[START Material for this task]

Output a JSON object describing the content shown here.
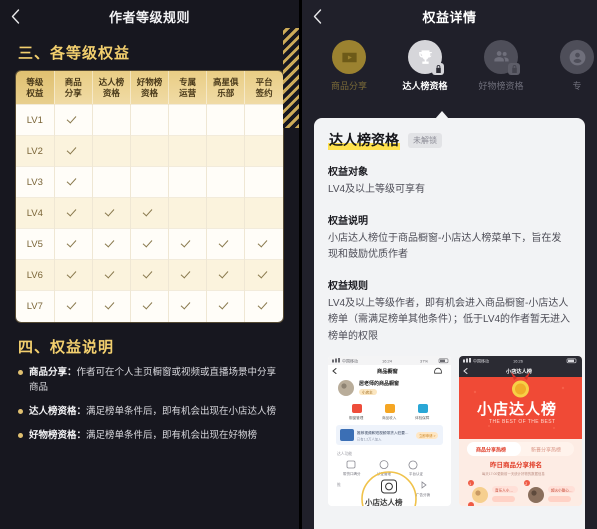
{
  "left": {
    "nav": {
      "back_icon": "chevron-left-icon",
      "title": "作者等级规则"
    },
    "section3_title": "三、各等级权益",
    "table": {
      "headers": [
        "等级\n权益",
        "商品\n分享",
        "达人榜\n资格",
        "好物榜\n资格",
        "专属\n运营",
        "高星俱\n乐部",
        "平台\n签约"
      ],
      "headers_flat": [
        "等级权益",
        "商品分享",
        "达人榜资格",
        "好物榜资格",
        "专属运营",
        "高星俱乐部",
        "平台签约"
      ],
      "rows": [
        {
          "level": "LV1",
          "marks": [
            true,
            false,
            false,
            false,
            false,
            false
          ]
        },
        {
          "level": "LV2",
          "marks": [
            true,
            false,
            false,
            false,
            false,
            false
          ]
        },
        {
          "level": "LV3",
          "marks": [
            true,
            false,
            false,
            false,
            false,
            false
          ]
        },
        {
          "level": "LV4",
          "marks": [
            true,
            true,
            true,
            false,
            false,
            false
          ]
        },
        {
          "level": "LV5",
          "marks": [
            true,
            true,
            true,
            true,
            true,
            true
          ]
        },
        {
          "level": "LV6",
          "marks": [
            true,
            true,
            true,
            true,
            true,
            true
          ]
        },
        {
          "level": "LV7",
          "marks": [
            true,
            true,
            true,
            true,
            true,
            true
          ]
        }
      ]
    },
    "section4_title": "四、权益说明",
    "notes": [
      {
        "term": "商品分享：",
        "text": "作者可在个人主页橱窗或视频或直播场景中分享商品"
      },
      {
        "term": "达人榜资格：",
        "text": "满足榜单条件后，即有机会出现在小店达人榜"
      },
      {
        "term": "好物榜资格：",
        "text": "满足榜单条件后，即有机会出现在好物榜"
      }
    ]
  },
  "right": {
    "nav": {
      "back_icon": "chevron-left-icon",
      "title": "权益详情"
    },
    "icons": [
      {
        "label": "商品分享",
        "icon": "video-play-icon",
        "state": "unlocked-dim",
        "locked": false
      },
      {
        "label": "达人榜资格",
        "icon": "trophy-icon",
        "state": "selected",
        "locked": true
      },
      {
        "label": "好物榜资格",
        "icon": "people-icon",
        "state": "dim",
        "locked": true
      },
      {
        "label": "专",
        "icon": "operation-icon",
        "state": "dim",
        "locked": false
      }
    ],
    "card": {
      "title": "达人榜资格",
      "badge": "未解锁",
      "blocks": [
        {
          "heading": "权益对象",
          "body": "LV4及以上等级可享有"
        },
        {
          "heading": "权益说明",
          "body": "小店达人榜位于商品橱窗-小店达人榜菜单下，旨在发现和鼓励优质作者"
        },
        {
          "heading": "权益规则",
          "body": "LV4及以上等级作者，即有机会进入商品橱窗-小店达人榜单（需满足榜单其他条件）；低于LV4的作者暂无进入榜单的权限"
        }
      ],
      "screenshots": [
        {
          "name": "shop-window-screenshot",
          "status_carrier": "中国移动",
          "status_time": "16:24",
          "status_batt": "37%",
          "title": "商品橱窗",
          "profile_name": "居老师的商品橱窗",
          "profile_tag": "小店主",
          "menu": [
            "橱窗管理",
            "商品收入",
            "体验保障"
          ],
          "banner_text": "推荐视频和短视频带货入驻要求…",
          "banner_cta": "立即申请"
        },
        {
          "name": "daren-leaderboard-screenshot",
          "status_carrier": "中国移动",
          "status_time": "16:26",
          "title": "小店达人榜",
          "hero_title": "小店达人榜",
          "hero_sub": "THE BEST OF THE BEST",
          "tabs": [
            "商品分享热榜",
            "新晋分享热榜"
          ],
          "list_title": "昨日商品分享排名",
          "list_sub": "每天17:00更新前一天统计好物的数据"
        }
      ],
      "highlight_label": "小店达人榜"
    }
  },
  "colors": {
    "bg_dark": "#17171f",
    "bg_dark2": "#20202a",
    "gold": "#f2cf6e",
    "table_header": "#e9cd84",
    "card_bg": "#f2f3f5",
    "highlight_yellow": "#ffe14d",
    "red_hero": "#f04a36"
  }
}
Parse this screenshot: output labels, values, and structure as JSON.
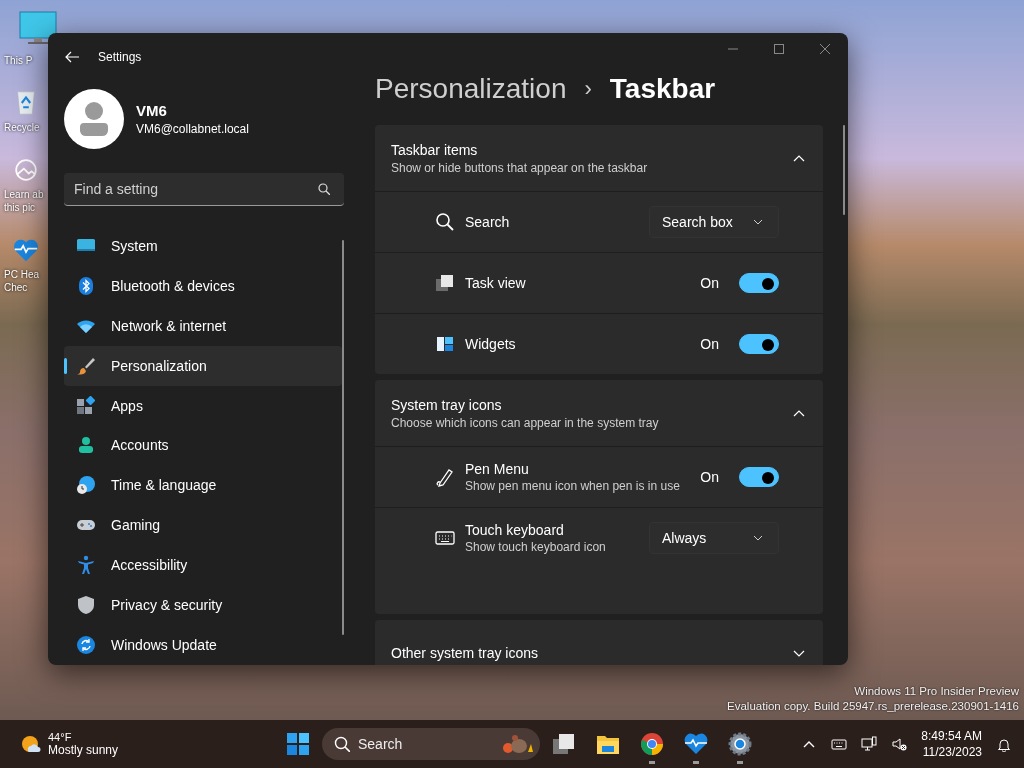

[END Material for this task]

### What is needed:
Retype each record exactly as it stands, but do not include the pictures.

### Final result:
Output a JSON object describing the content shown here.
{
  "left": {
    "nav": {
      "back_icon": "chevron-left-icon",
      "title": "作者等级规则"
    },
    "section3_title": "三、各等级权益",
    "table": {
      "headers": [
        "等级\n权益",
        "商品\n分享",
        "达人榜\n资格",
        "好物榜\n资格",
        "专属\n运营",
        "高星俱\n乐部",
        "平台\n签约"
      ],
      "headers_flat": [
        "等级权益",
        "商品分享",
        "达人榜资格",
        "好物榜资格",
        "专属运营",
        "高星俱乐部",
        "平台签约"
      ],
      "rows": [
        {
          "level": "LV1",
          "marks": [
            true,
            false,
            false,
            false,
            false,
            false
          ]
        },
        {
          "level": "LV2",
          "marks": [
            true,
            false,
            false,
            false,
            false,
            false
          ]
        },
        {
          "level": "LV3",
          "marks": [
            true,
            false,
            false,
            false,
            false,
            false
          ]
        },
        {
          "level": "LV4",
          "marks": [
            true,
            true,
            true,
            false,
            false,
            false
          ]
        },
        {
          "level": "LV5",
          "marks": [
            true,
            true,
            true,
            true,
            true,
            true
          ]
        },
        {
          "level": "LV6",
          "marks": [
            true,
            true,
            true,
            true,
            true,
            true
          ]
        },
        {
          "level": "LV7",
          "marks": [
            true,
            true,
            true,
            true,
            true,
            true
          ]
        }
      ]
    },
    "section4_title": "四、权益说明",
    "notes": [
      {
        "term": "商品分享：",
        "text": "作者可在个人主页橱窗或视频或直播场景中分享商品"
      },
      {
        "term": "达人榜资格：",
        "text": "满足榜单条件后，即有机会出现在小店达人榜"
      },
      {
        "term": "好物榜资格：",
        "text": "满足榜单条件后，即有机会出现在好物榜"
      }
    ]
  },
  "right": {
    "nav": {
      "back_icon": "chevron-left-icon",
      "title": "权益详情"
    },
    "icons": [
      {
        "label": "商品分享",
        "icon": "video-play-icon",
        "state": "unlocked-dim",
        "locked": false
      },
      {
        "label": "达人榜资格",
        "icon": "trophy-icon",
        "state": "selected",
        "locked": true
      },
      {
        "label": "好物榜资格",
        "icon": "people-icon",
        "state": "dim",
        "locked": true
      },
      {
        "label": "专",
        "icon": "operation-icon",
        "state": "dim",
        "locked": false
      }
    ],
    "card": {
      "title": "达人榜资格",
      "badge": "未解锁",
      "blocks": [
        {
          "heading": "权益对象",
          "body": "LV4及以上等级可享有"
        },
        {
          "heading": "权益说明",
          "body": "小店达人榜位于商品橱窗-小店达人榜菜单下，旨在发现和鼓励优质作者"
        },
        {
          "heading": "权益规则",
          "body": "LV4及以上等级作者，即有机会进入商品橱窗-小店达人榜单（需满足榜单其他条件）；低于LV4的作者暂无进入榜单的权限"
        }
      ],
      "screenshots": [
        {
          "name": "shop-window-screenshot",
          "status_carrier": "中国移动",
          "status_time": "16:24",
          "status_batt": "37%",
          "title": "商品橱窗",
          "profile_name": "居老师的商品橱窗",
          "profile_tag": "小店主",
          "menu": [
            "橱窗管理",
            "商品收入",
            "体验保障"
          ],
          "banner_text": "推荐视频和短视频带货入驻要求…",
          "banner_cta": "立即申请"
        },
        {
          "name": "daren-leaderboard-screenshot",
          "status_carrier": "中国移动",
          "status_time": "16:26",
          "title": "小店达人榜",
          "hero_title": "小店达人榜",
          "hero_sub": "THE BEST OF THE BEST",
          "tabs": [
            "商品分享热榜",
            "新晋分享热榜"
          ],
          "list_title": "昨日商品分享排名",
          "list_sub": "每天17:00更新前一天统计好物的数据"
        }
      ],
      "highlight_label": "小店达人榜"
    }
  },
  "colors": {
    "bg_dark": "#17171f",
    "bg_dark2": "#20202a",
    "gold": "#f2cf6e",
    "table_header": "#e9cd84",
    "card_bg": "#f2f3f5",
    "highlight_yellow": "#ffe14d",
    "red_hero": "#f04a36"
  }
}
Parse this screenshot: output labels, values, and structure as JSON.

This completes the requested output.